[Short problem]: Please transcribe the listing below in full and word for word, without its pictures.

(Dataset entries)
* Start *
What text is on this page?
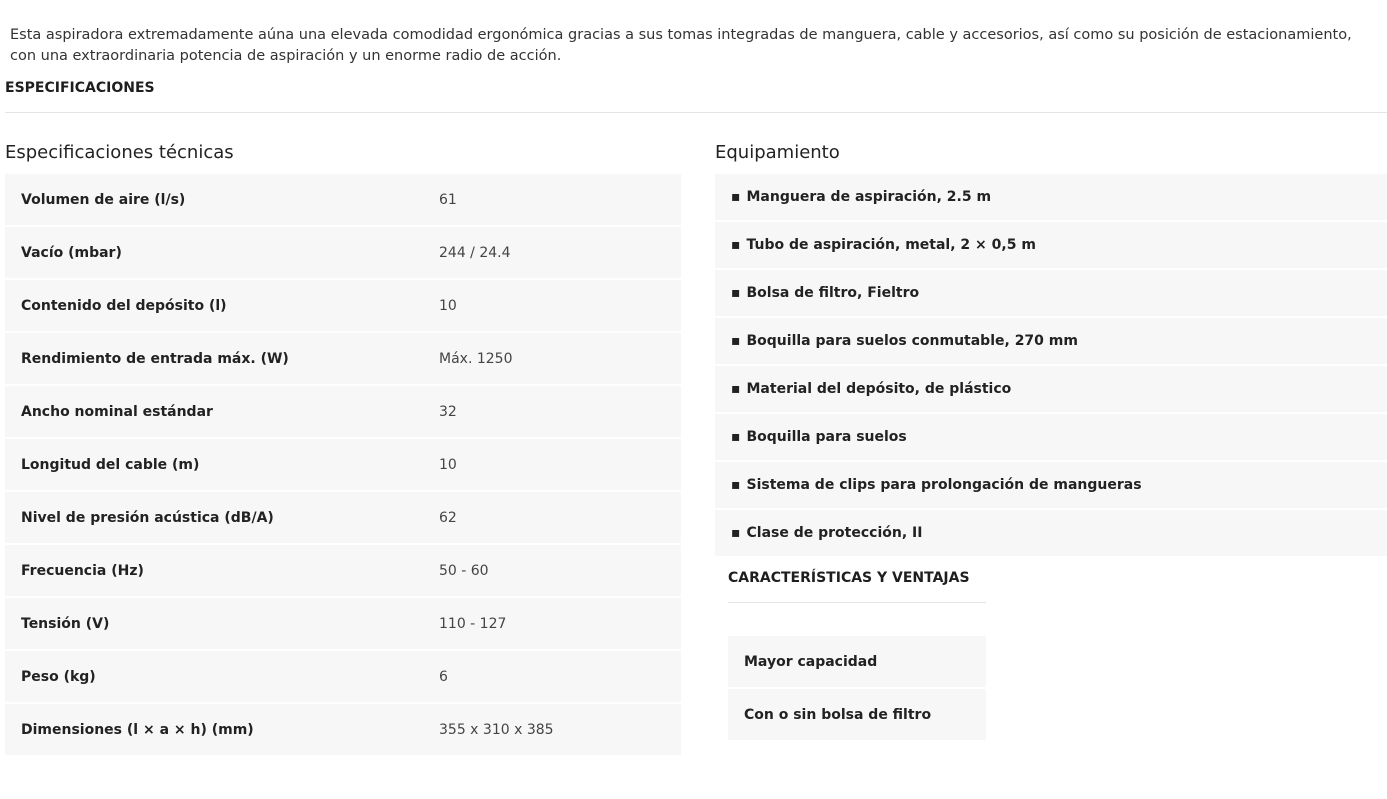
Esta aspiradora extremadamente aúna una elevada comodidad ergonómica gracias a sus tomas integradas de manguera, cable y accesorios, así como su posición de estacionamiento, con una extraordinaria potencia de aspiración y un enorme radio de acción.

ESPECIFICACIONES
Especificaciones técnicas
Volumen de aire (l/s)	61
Vacío (mbar)	244 / 24.4
Contenido del depósito (l)	10
Rendimiento de entrada máx. (W)	Máx. 1250
Ancho nominal estándar	32
Longitud del cable (m)	10
Nivel de presión acústica (dB/A)	62
Frecuencia (Hz)	50 - 60
Tensión (V)	110 - 127
Peso (kg)	6
Dimensiones (l × a × h) (mm)	355 x 310 x 385
Equipamiento
▪ Manguera de aspiración, 2.5 m
▪ Tubo de aspiración, metal, 2 × 0,5 m
▪ Bolsa de filtro, Fieltro
▪ Boquilla para suelos conmutable, 270 mm
▪ Material del depósito, de plástico
▪ Boquilla para suelos
▪ Sistema de clips para prolongación de mangueras
▪ Clase de protección, II
CARACTERÍSTICAS Y VENTAJAS
Mayor capacidad
Con o sin bolsa de filtro
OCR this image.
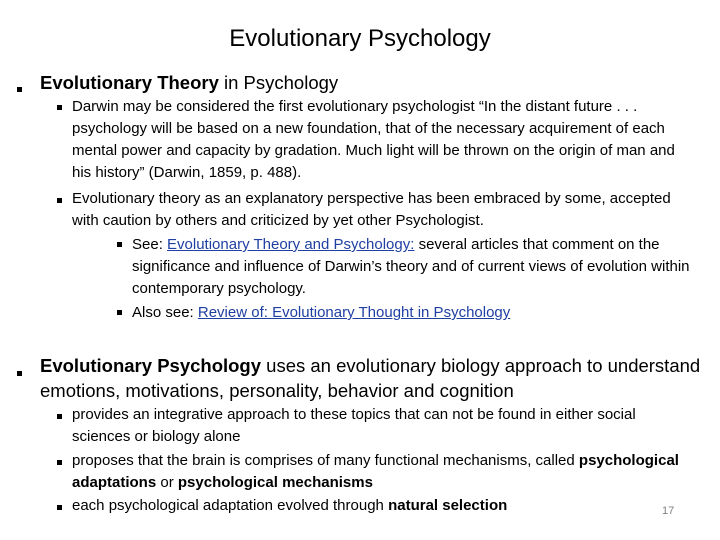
Evolutionary Psychology
Evolutionary Theory in Psychology
Darwin may be considered the first evolutionary psychologist “In the distant future . . . psychology will be based on a new foundation, that of the necessary acquirement of each mental power and capacity by gradation. Much light will be thrown on the origin of man and his history” (Darwin, 1859, p. 488).
Evolutionary theory as an explanatory perspective has been embraced by some, accepted with caution by others and criticized by yet other Psychologist.
See: Evolutionary Theory and Psychology: several articles that comment on the significance and influence of Darwin’s theory and of current views of evolution within contemporary psychology.
Also see: Review of: Evolutionary Thought in Psychology
Evolutionary Psychology uses an evolutionary biology approach to understand emotions, motivations, personality, behavior and cognition
provides an integrative approach to these topics that can not be found in either social sciences or biology alone
proposes that the brain is comprises of many functional mechanisms, called psychological adaptations or psychological mechanisms
each psychological adaptation evolved through natural selection	17
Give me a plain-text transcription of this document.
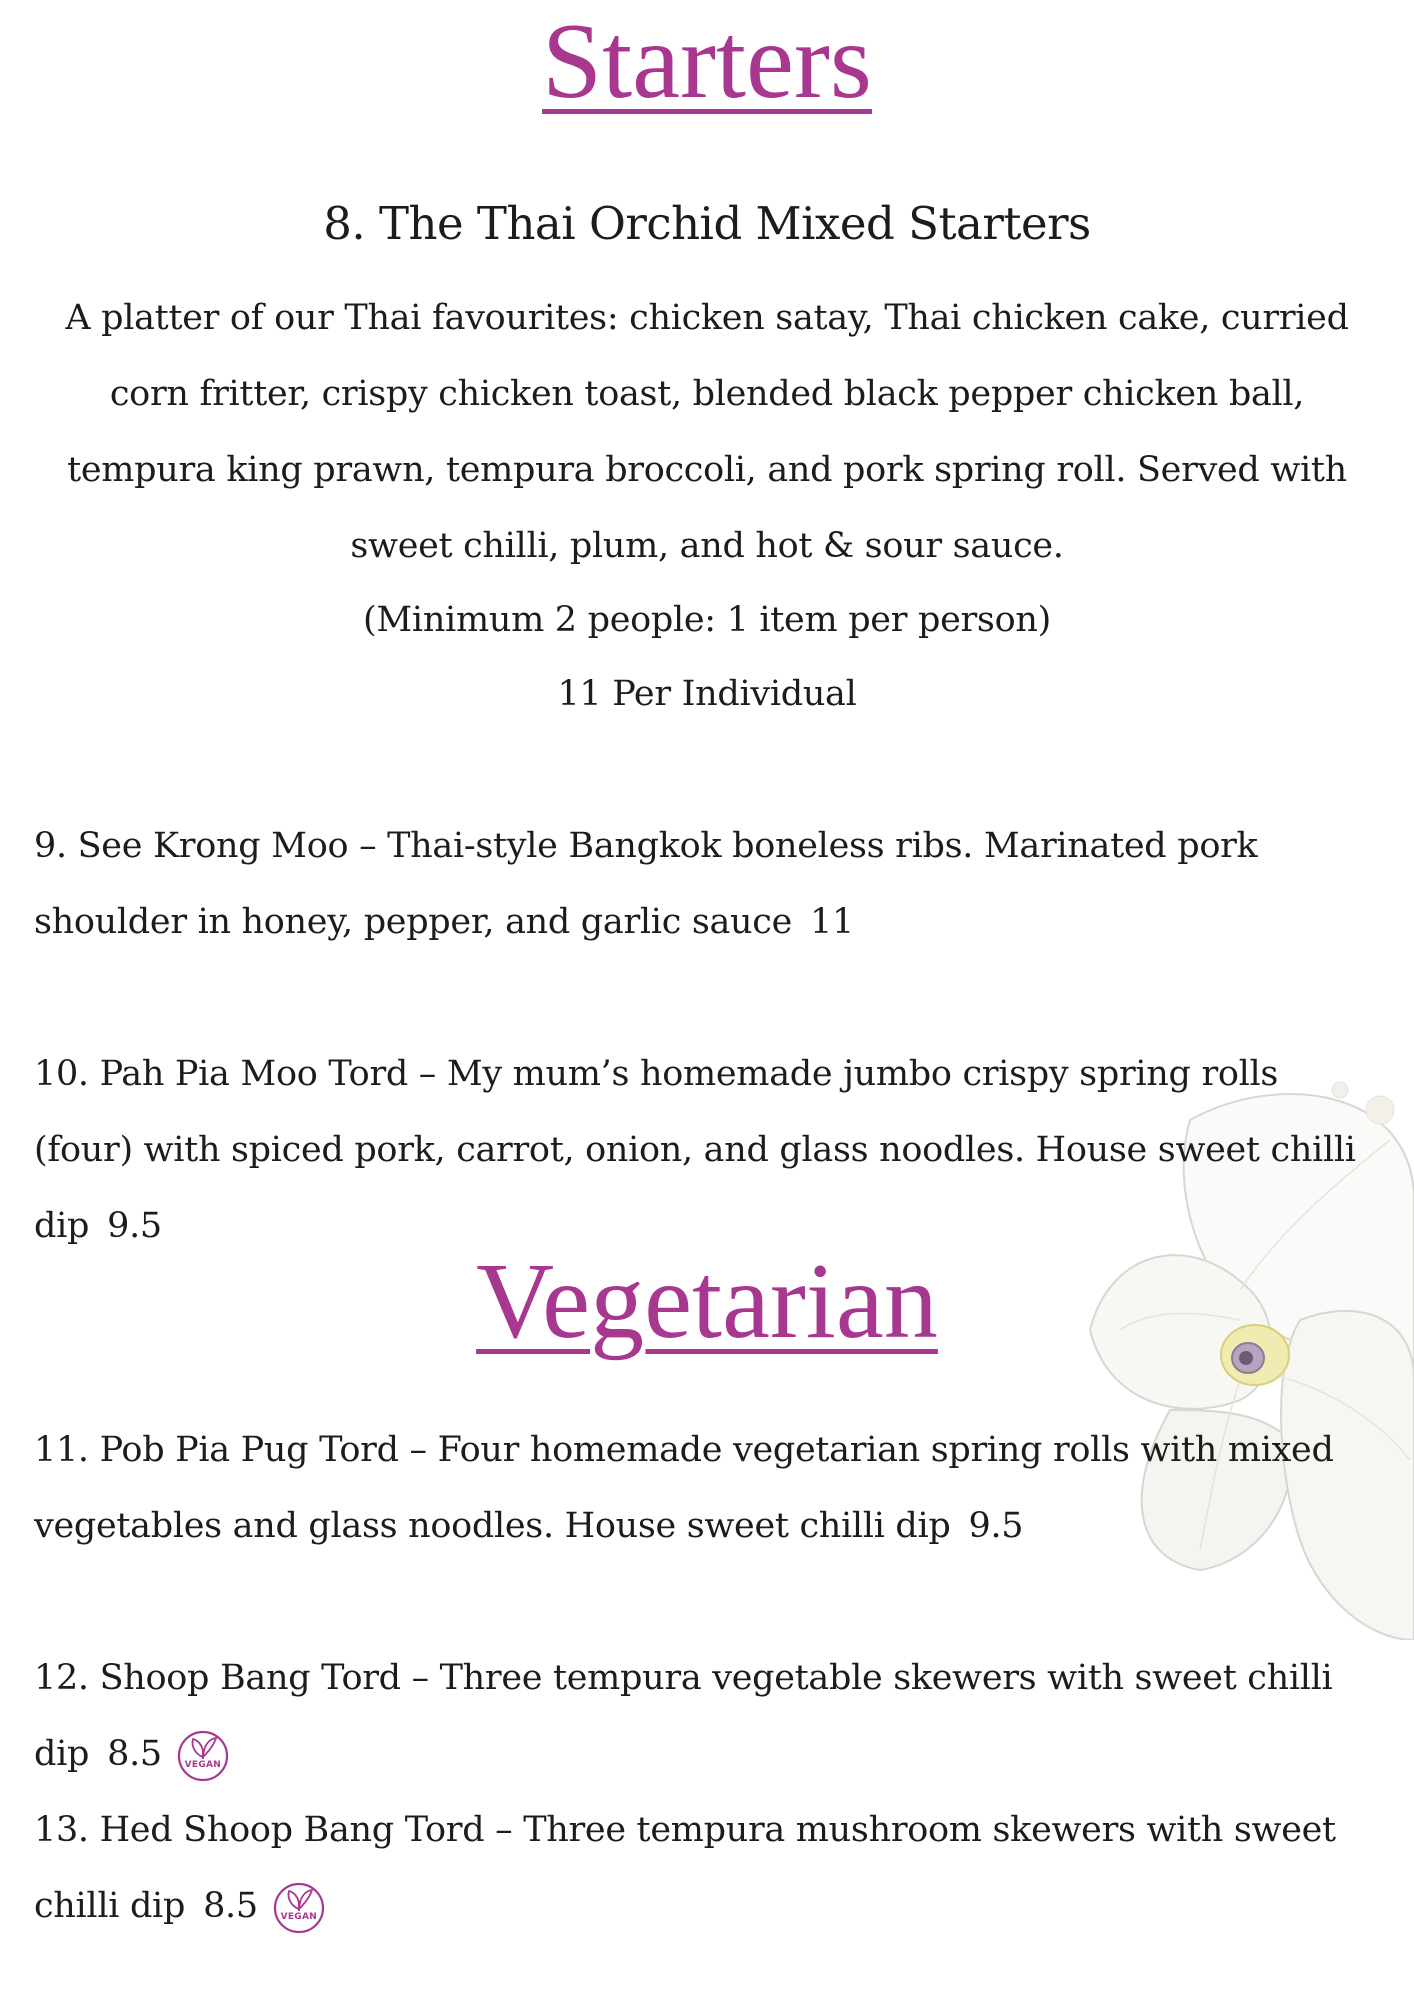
Starters
8. The Thai Orchid Mixed Starters
A platter of our Thai favourites: chicken satay, Thai chicken cake, curried corn fritter, crispy chicken toast, blended black pepper chicken ball, tempura king prawn, tempura broccoli, and pork spring roll. Served with sweet chilli, plum, and hot & sour sauce.
(Minimum 2 people: 1 item per person)
11 Per Individual
9. See Krong Moo – Thai-style Bangkok boneless ribs. Marinated pork shoulder in honey, pepper, and garlic sauce 11
10. Pah Pia Moo Tord – My mum’s homemade jumbo crispy spring rolls (four) with spiced pork, carrot, onion, and glass noodles. House sweet chilli dip 9.5
Vegetarian
11. Pob Pia Pug Tord – Four homemade vegetarian spring rolls with mixed vegetables and glass noodles. House sweet chilli dip 9.5
12. Shoop Bang Tord – Three tempura vegetable skewers with sweet chilli dip 8.5	VEGAN
13. Hed Shoop Bang Tord – Three tempura mushroom skewers with sweet chilli dip 8.5	VEGAN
* End *
[Answer in full]:
What text is on this page?
Esta aspiradora extremadamente aúna una elevada comodidad ergonómica gracias a sus tomas integradas de manguera, cable y accesorios, así como su posición de estacionamiento, con una extraordinaria potencia de aspiración y un enorme radio de acción.

ESPECIFICACIONES
Especificaciones técnicas
Volumen de aire (l/s)	61
Vacío (mbar)	244 / 24.4
Contenido del depósito (l)	10
Rendimiento de entrada máx. (W)	Máx. 1250
Ancho nominal estándar	32
Longitud del cable (m)	10
Nivel de presión acústica (dB/A)	62
Frecuencia (Hz)	50 - 60
Tensión (V)	110 - 127
Peso (kg)	6
Dimensiones (l × a × h) (mm)	355 x 310 x 385
Equipamiento
▪ Manguera de aspiración, 2.5 m
▪ Tubo de aspiración, metal, 2 × 0,5 m
▪ Bolsa de filtro, Fieltro
▪ Boquilla para suelos conmutable, 270 mm
▪ Material del depósito, de plástico
▪ Boquilla para suelos
▪ Sistema de clips para prolongación de mangueras
▪ Clase de protección, II
CARACTERÍSTICAS Y VENTAJAS
Mayor capacidad
Con o sin bolsa de filtro
OCR this image.
Evolutionary Psychology
Evolutionary Theory in Psychology
Darwin may be considered the first evolutionary psychologist “In the distant future . . . psychology will be based on a new foundation, that of the necessary acquirement of each mental power and capacity by gradation. Much light will be thrown on the origin of man and his history” (Darwin, 1859, p. 488).
Evolutionary theory as an explanatory perspective has been embraced by some, accepted with caution by others and criticized by yet other Psychologist.
See: Evolutionary Theory and Psychology: several articles that comment on the significance and influence of Darwin’s theory and of current views of evolution within contemporary psychology.
Also see: Review of: Evolutionary Thought in Psychology
Evolutionary Psychology uses an evolutionary biology approach to understand emotions, motivations, personality, behavior and cognition
provides an integrative approach to these topics that can not be found in either social sciences or biology alone
proposes that the brain is comprises of many functional mechanisms, called psychological adaptations or psychological mechanisms
each psychological adaptation evolved through natural selection	17
Give me a plain-text transcription of this document.
Starters
8. The Thai Orchid Mixed Starters
A platter of our Thai favourites: chicken satay, Thai chicken cake, curried corn fritter, crispy chicken toast, blended black pepper chicken ball, tempura king prawn, tempura broccoli, and pork spring roll. Served with sweet chilli, plum, and hot & sour sauce.
(Minimum 2 people: 1 item per person)
11 Per Individual
9. See Krong Moo – Thai-style Bangkok boneless ribs. Marinated pork shoulder in honey, pepper, and garlic sauce 11
10. Pah Pia Moo Tord – My mum’s homemade jumbo crispy spring rolls (four) with spiced pork, carrot, onion, and glass noodles. House sweet chilli dip 9.5
Vegetarian
11. Pob Pia Pug Tord – Four homemade vegetarian spring rolls with mixed vegetables and glass noodles. House sweet chilli dip 9.5
12. Shoop Bang Tord – Three tempura vegetable skewers with sweet chilli dip 8.5	VEGAN
13. Hed Shoop Bang Tord – Three tempura mushroom skewers with sweet chilli dip 8.5	VEGAN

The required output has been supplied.